▸ Input records:

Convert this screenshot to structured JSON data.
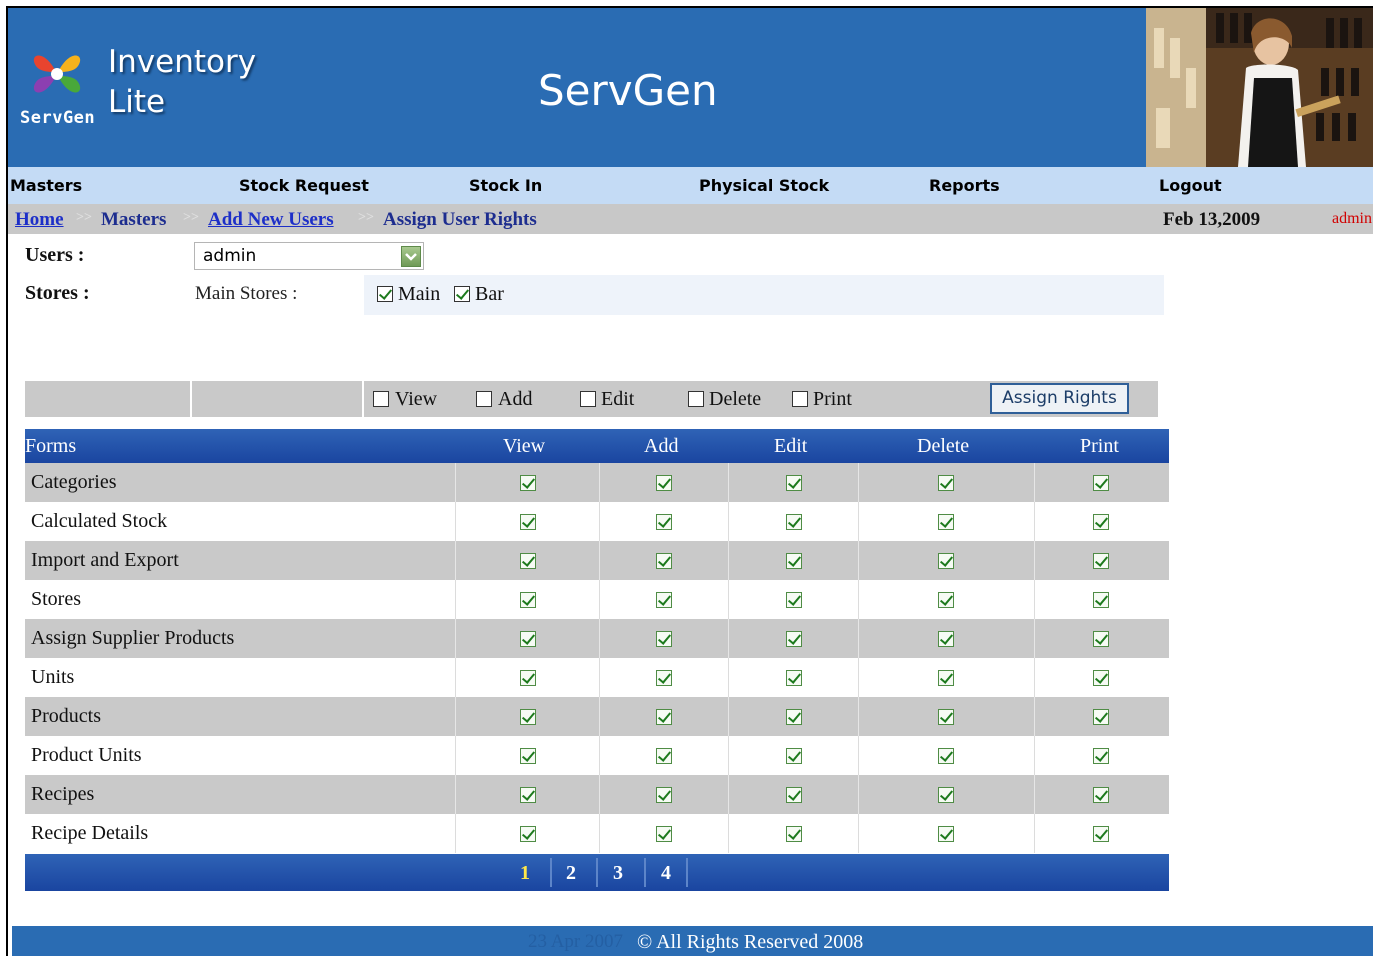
{
  "header": {
    "logo_brand": "ServGen",
    "product_line1": "Inventory",
    "product_line2": "Lite",
    "title": "ServGen"
  },
  "nav": {
    "items": [
      {
        "label": "Masters"
      },
      {
        "label": "Stock Request"
      },
      {
        "label": "Stock In"
      },
      {
        "label": "Physical Stock"
      },
      {
        "label": "Reports"
      },
      {
        "label": "Logout"
      }
    ]
  },
  "breadcrumb": {
    "home": "Home",
    "masters": "Masters",
    "add_new_users": "Add New Users",
    "current": "Assign User Rights",
    "separator": ">>",
    "date": "Feb 13,2009",
    "user": "admin"
  },
  "form": {
    "users_label": "Users :",
    "users_value": "admin",
    "stores_label": "Stores :",
    "main_stores_label": "Main Stores :",
    "stores": [
      {
        "label": "Main",
        "checked": true
      },
      {
        "label": "Bar",
        "checked": true
      }
    ]
  },
  "actions": {
    "view": "View",
    "add": "Add",
    "edit": "Edit",
    "delete": "Delete",
    "print": "Print",
    "assign_rights": "Assign Rights"
  },
  "table": {
    "headers": [
      "Forms",
      "View",
      "Add",
      "Edit",
      "Delete",
      "Print"
    ],
    "rows": [
      {
        "form": "Categories",
        "view": true,
        "add": true,
        "edit": true,
        "delete": true,
        "print": true
      },
      {
        "form": "Calculated Stock",
        "view": true,
        "add": true,
        "edit": true,
        "delete": true,
        "print": true
      },
      {
        "form": "Import and Export",
        "view": true,
        "add": true,
        "edit": true,
        "delete": true,
        "print": true
      },
      {
        "form": "Stores",
        "view": true,
        "add": true,
        "edit": true,
        "delete": true,
        "print": true
      },
      {
        "form": "Assign Supplier Products",
        "view": true,
        "add": true,
        "edit": true,
        "delete": true,
        "print": true
      },
      {
        "form": "Units",
        "view": true,
        "add": true,
        "edit": true,
        "delete": true,
        "print": true
      },
      {
        "form": "Products",
        "view": true,
        "add": true,
        "edit": true,
        "delete": true,
        "print": true
      },
      {
        "form": "Product Units",
        "view": true,
        "add": true,
        "edit": true,
        "delete": true,
        "print": true
      },
      {
        "form": "Recipes",
        "view": true,
        "add": true,
        "edit": true,
        "delete": true,
        "print": true
      },
      {
        "form": "Recipe Details",
        "view": true,
        "add": true,
        "edit": true,
        "delete": true,
        "print": true
      }
    ]
  },
  "pager": {
    "pages": [
      "1",
      "2",
      "3",
      "4"
    ],
    "current": "1"
  },
  "footer": {
    "ghost_text": "23 Apr 2007",
    "text": "© All Rights Reserved 2008"
  },
  "colors": {
    "header_bg": "#2a6cb3",
    "nav_bg": "#c4dbf5",
    "table_header_bg": "#1a45a0",
    "current_page": "#ffe84a",
    "user_text": "#d10000"
  }
}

▸ Exercise instructions: Quote the data above in full, leaving out the pictures it holds.

▸ Exercise response:
Convert this screenshot to structured JSON data.
{
  "header": {
    "logo_brand": "ServGen",
    "product_line1": "Inventory",
    "product_line2": "Lite",
    "title": "ServGen"
  },
  "nav": {
    "items": [
      {
        "label": "Masters"
      },
      {
        "label": "Stock Request"
      },
      {
        "label": "Stock In"
      },
      {
        "label": "Physical Stock"
      },
      {
        "label": "Reports"
      },
      {
        "label": "Logout"
      }
    ]
  },
  "breadcrumb": {
    "home": "Home",
    "masters": "Masters",
    "add_new_users": "Add New Users",
    "current": "Assign User Rights",
    "separator": ">>",
    "date": "Feb 13,2009",
    "user": "admin"
  },
  "form": {
    "users_label": "Users :",
    "users_value": "admin",
    "stores_label": "Stores :",
    "main_stores_label": "Main Stores :",
    "stores": [
      {
        "label": "Main",
        "checked": true
      },
      {
        "label": "Bar",
        "checked": true
      }
    ]
  },
  "actions": {
    "view": "View",
    "add": "Add",
    "edit": "Edit",
    "delete": "Delete",
    "print": "Print",
    "assign_rights": "Assign Rights"
  },
  "table": {
    "headers": [
      "Forms",
      "View",
      "Add",
      "Edit",
      "Delete",
      "Print"
    ],
    "rows": [
      {
        "form": "Categories",
        "view": true,
        "add": true,
        "edit": true,
        "delete": true,
        "print": true
      },
      {
        "form": "Calculated Stock",
        "view": true,
        "add": true,
        "edit": true,
        "delete": true,
        "print": true
      },
      {
        "form": "Import and Export",
        "view": true,
        "add": true,
        "edit": true,
        "delete": true,
        "print": true
      },
      {
        "form": "Stores",
        "view": true,
        "add": true,
        "edit": true,
        "delete": true,
        "print": true
      },
      {
        "form": "Assign Supplier Products",
        "view": true,
        "add": true,
        "edit": true,
        "delete": true,
        "print": true
      },
      {
        "form": "Units",
        "view": true,
        "add": true,
        "edit": true,
        "delete": true,
        "print": true
      },
      {
        "form": "Products",
        "view": true,
        "add": true,
        "edit": true,
        "delete": true,
        "print": true
      },
      {
        "form": "Product Units",
        "view": true,
        "add": true,
        "edit": true,
        "delete": true,
        "print": true
      },
      {
        "form": "Recipes",
        "view": true,
        "add": true,
        "edit": true,
        "delete": true,
        "print": true
      },
      {
        "form": "Recipe Details",
        "view": true,
        "add": true,
        "edit": true,
        "delete": true,
        "print": true
      }
    ]
  },
  "pager": {
    "pages": [
      "1",
      "2",
      "3",
      "4"
    ],
    "current": "1"
  },
  "footer": {
    "ghost_text": "23 Apr 2007",
    "text": "© All Rights Reserved 2008"
  },
  "colors": {
    "header_bg": "#2a6cb3",
    "nav_bg": "#c4dbf5",
    "table_header_bg": "#1a45a0",
    "current_page": "#ffe84a",
    "user_text": "#d10000"
  }
}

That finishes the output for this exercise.